Двойные рамы. Лица, прилипшие к стеклу. Лица — с расплющенными носами (очевидно, высматривали в нашем этапе возможных знакомых и родных: женщин из бараков не выпускали).
Убежав от работы, бывшей очень тяжелой, только потому, что устали, бродили в поисках кооператива [немного денег было, хотелось есть].
«Улица», запруженная нечистотами — стоки.
Серые, развязно шмыгающие фигуры заключенных.
Я в полушубке романовском, [студенческая] фуражка (нарочно) [я решил надеть синюю университетскую фуражку, чтобы не принимали за урку], и в сапогах (к которым еще не привык). И[горь] Евгеньевич] в сером коротком пальто (перешитом, очевидно, из офицерской шинели).
Иван Михайлович Андреевский и Авенир Петрович Обновленский — в полушубках.
Анатолий Семенович Тереховко в сером пальто, сшитом из кусков.

^^^^

_ЗАДАНИЯ_
1) Перепишите из исходного текста без изменений фрагмент между словами «Двойные рамы. Лица, прилипшие» и «бараков не выпускали).» включительно.
2) Во что, согласно исходному тексту, был одет Анатолий Семенович Тереховко?

^^^^

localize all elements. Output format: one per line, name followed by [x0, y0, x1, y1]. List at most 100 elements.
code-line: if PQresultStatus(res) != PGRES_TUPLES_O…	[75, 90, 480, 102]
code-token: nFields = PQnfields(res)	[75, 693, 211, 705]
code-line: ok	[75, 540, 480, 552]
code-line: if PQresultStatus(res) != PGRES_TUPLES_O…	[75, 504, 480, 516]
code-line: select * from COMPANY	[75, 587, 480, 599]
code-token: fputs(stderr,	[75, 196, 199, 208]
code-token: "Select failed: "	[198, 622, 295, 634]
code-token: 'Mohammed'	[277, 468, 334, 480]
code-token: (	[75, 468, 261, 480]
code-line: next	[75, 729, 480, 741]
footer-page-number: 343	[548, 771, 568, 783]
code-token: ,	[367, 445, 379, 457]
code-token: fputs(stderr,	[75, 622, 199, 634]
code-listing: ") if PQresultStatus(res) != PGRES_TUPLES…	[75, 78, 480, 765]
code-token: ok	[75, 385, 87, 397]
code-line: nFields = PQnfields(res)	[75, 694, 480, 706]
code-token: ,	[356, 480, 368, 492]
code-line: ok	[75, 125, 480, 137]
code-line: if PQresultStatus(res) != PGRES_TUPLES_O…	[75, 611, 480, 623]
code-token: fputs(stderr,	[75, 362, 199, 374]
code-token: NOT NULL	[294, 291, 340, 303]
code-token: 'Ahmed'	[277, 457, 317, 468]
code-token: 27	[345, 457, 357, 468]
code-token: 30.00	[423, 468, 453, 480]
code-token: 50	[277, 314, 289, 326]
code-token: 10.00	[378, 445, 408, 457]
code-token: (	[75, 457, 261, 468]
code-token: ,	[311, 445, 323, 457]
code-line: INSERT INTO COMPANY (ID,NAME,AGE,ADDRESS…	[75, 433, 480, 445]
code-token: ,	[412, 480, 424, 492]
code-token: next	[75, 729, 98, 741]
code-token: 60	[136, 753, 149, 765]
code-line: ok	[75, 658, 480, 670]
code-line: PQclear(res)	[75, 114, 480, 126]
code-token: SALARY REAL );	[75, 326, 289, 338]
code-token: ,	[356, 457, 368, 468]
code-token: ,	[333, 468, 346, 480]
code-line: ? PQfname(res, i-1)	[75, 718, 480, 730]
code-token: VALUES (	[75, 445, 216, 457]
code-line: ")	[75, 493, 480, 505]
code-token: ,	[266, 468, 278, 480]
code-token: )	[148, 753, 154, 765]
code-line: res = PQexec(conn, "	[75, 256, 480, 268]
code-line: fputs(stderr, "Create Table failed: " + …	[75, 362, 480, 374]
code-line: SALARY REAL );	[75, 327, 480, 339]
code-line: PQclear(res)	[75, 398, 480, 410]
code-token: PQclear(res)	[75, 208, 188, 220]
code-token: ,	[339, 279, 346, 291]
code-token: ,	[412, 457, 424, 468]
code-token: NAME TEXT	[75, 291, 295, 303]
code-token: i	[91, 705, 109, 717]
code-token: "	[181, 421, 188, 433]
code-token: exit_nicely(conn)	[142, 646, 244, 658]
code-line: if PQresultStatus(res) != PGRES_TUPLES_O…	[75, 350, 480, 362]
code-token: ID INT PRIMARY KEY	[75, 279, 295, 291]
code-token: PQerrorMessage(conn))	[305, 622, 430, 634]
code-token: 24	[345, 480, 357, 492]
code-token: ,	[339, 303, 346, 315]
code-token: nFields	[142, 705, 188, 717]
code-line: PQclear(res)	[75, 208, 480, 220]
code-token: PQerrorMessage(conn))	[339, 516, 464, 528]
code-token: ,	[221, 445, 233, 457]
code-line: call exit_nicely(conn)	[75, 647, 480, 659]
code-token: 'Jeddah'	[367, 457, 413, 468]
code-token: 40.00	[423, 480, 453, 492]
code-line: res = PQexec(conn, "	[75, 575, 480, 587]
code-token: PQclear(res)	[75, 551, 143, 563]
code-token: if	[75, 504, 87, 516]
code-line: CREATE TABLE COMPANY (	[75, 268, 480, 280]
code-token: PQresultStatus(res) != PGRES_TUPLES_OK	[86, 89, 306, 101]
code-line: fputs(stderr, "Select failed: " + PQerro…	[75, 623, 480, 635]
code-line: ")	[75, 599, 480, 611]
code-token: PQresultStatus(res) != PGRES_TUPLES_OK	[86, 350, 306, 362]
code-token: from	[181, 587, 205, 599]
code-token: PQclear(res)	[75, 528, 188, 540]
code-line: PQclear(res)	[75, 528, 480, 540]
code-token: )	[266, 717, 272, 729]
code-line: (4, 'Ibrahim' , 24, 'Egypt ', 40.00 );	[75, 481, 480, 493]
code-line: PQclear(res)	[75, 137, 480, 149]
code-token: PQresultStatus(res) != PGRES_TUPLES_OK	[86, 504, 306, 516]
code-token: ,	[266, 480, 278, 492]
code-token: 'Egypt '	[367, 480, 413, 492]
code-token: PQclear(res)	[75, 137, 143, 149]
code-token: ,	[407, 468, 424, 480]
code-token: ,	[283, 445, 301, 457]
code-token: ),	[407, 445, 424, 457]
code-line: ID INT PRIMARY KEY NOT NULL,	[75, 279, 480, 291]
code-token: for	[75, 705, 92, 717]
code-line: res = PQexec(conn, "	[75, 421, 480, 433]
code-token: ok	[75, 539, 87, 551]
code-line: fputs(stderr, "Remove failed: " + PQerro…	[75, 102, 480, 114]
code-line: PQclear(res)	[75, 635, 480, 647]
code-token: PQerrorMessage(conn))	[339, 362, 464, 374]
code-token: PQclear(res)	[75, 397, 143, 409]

^^^^

_ОТВЕТЫ К ЗАДАНИЯМ_
1)
Двойные рамы. Лица, прилипшие к стеклу. Лица — с расплющенными носами (очевидно, высматривали в нашем этапе возможных знакомых и родных: женщин из бараков не выпускали).

2) В серое пальто, сшитое из кусков.